↓↓↓

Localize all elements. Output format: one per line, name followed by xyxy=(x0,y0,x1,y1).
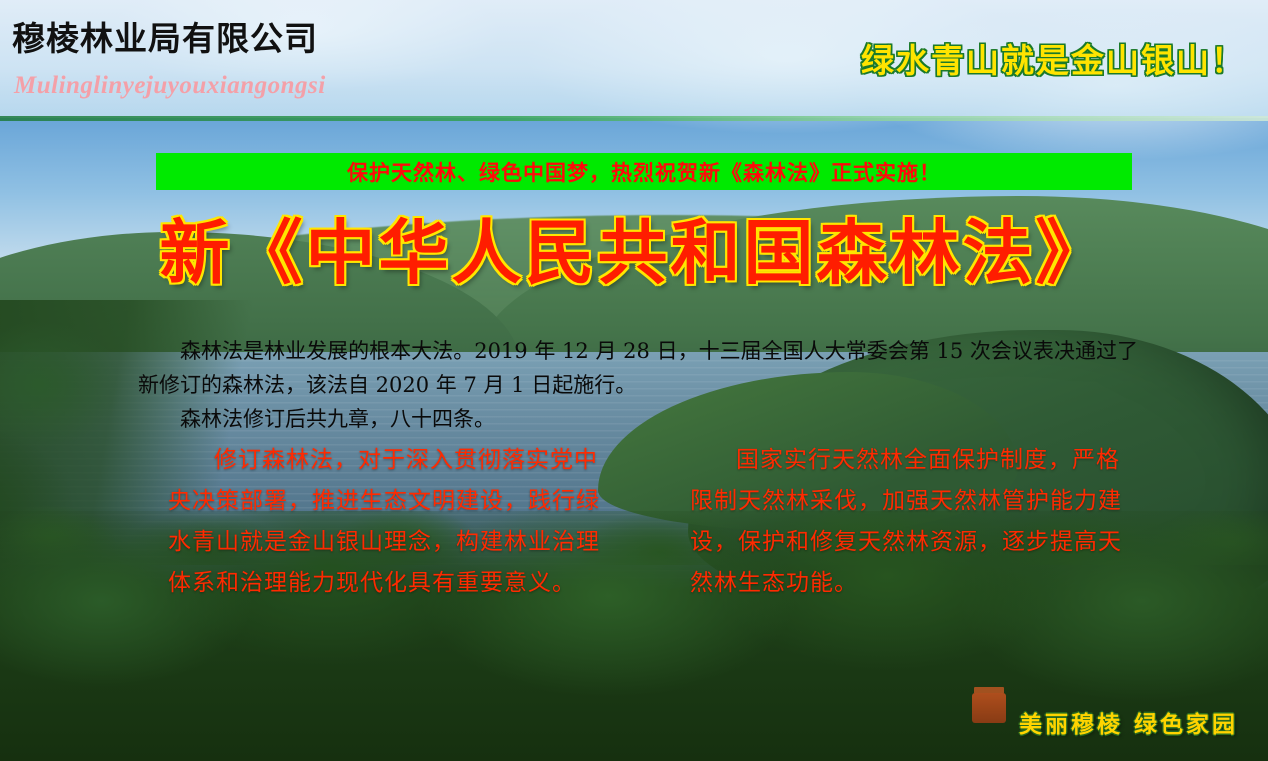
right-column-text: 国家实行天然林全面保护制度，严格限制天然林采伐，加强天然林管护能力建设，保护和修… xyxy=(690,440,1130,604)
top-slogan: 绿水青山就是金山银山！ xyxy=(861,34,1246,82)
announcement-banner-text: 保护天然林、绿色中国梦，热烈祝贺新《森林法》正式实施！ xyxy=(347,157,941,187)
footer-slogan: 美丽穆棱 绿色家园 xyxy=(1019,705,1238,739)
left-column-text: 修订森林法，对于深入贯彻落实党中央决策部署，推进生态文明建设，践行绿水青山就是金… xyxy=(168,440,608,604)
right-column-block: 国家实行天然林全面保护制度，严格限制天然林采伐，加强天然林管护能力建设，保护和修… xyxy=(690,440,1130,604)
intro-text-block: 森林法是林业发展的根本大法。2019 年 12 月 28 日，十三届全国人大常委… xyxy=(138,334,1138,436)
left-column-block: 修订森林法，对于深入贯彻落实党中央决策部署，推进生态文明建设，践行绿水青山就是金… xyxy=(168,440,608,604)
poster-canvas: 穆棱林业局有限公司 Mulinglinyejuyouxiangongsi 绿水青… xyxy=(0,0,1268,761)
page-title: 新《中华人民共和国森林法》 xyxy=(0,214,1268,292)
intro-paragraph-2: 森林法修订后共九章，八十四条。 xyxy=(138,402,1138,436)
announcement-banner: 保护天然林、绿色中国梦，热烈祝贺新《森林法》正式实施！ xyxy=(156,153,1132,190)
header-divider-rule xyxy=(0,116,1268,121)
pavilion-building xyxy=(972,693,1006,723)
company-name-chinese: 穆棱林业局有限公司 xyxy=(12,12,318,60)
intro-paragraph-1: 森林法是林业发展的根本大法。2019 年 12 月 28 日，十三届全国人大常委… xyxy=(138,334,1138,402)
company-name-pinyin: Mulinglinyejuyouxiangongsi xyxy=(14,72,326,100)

↑↑↑
↓↓↓

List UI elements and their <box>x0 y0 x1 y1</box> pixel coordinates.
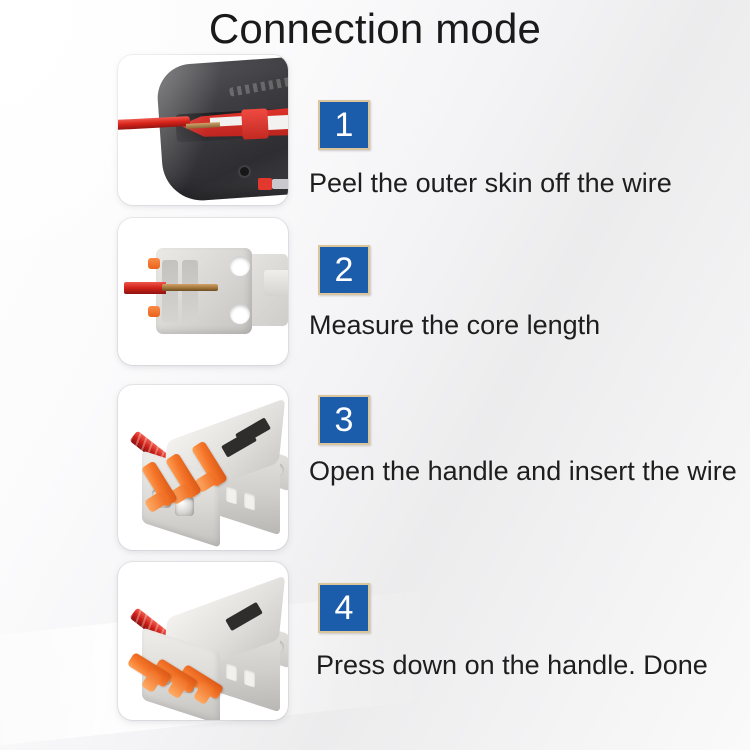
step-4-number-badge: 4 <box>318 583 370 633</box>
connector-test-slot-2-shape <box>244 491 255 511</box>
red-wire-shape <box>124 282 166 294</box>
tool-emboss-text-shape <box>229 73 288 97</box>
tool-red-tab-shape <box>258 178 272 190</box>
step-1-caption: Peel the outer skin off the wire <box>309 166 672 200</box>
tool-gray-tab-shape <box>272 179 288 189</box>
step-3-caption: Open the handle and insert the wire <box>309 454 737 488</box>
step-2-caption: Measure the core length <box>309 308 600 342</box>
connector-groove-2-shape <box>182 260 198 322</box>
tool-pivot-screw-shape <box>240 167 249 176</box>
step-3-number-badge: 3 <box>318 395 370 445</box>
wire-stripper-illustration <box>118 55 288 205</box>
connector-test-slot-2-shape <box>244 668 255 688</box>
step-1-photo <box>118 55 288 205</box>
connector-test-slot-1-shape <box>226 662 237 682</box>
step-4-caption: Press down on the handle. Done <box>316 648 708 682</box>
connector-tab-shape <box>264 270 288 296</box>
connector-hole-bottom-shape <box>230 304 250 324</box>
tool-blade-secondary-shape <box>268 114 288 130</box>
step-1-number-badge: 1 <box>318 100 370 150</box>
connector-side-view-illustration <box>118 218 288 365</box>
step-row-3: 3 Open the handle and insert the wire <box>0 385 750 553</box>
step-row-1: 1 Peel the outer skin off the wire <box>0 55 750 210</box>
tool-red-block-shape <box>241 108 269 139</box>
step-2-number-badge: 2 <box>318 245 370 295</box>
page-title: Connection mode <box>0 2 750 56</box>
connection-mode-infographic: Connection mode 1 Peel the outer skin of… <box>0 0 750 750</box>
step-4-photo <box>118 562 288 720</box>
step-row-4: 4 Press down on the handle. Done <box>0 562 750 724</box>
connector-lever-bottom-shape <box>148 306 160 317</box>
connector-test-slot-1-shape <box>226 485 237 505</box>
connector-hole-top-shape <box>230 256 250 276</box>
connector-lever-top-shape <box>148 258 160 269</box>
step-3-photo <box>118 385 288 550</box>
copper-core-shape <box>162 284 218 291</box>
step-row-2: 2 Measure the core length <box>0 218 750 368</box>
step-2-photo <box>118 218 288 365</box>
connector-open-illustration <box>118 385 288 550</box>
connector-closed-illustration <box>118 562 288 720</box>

↑↑↑

EXERCISE PROMPT - Format the entries from the line containing "step-4-number-badge: 4 <box>318" through the line containing "step-3-caption: Open the" as a JSON list of strings, with one string per line and both end lines included.

RESPONSE TO THE EXERCISE -
[
  "step-4-number-badge: 4 <box>318 583 370 633</box>",
  "connector-test-slot-2-shape <box>244 491 255 511</box>",
  "red-wire-shape <box>124 282 166 294</box>",
  "tool-emboss-text-shape <box>229 73 288 97</box>",
  "tool-red-tab-shape <box>258 178 272 190</box>",
  "step-1-caption: Peel the outer skin off the wire <box>309 166 672 200</box>",
  "tool-gray-tab-shape <box>272 179 288 189</box>",
  "step-3-caption: Open the handle and insert the wire <box>309 454 737 488</box>"
]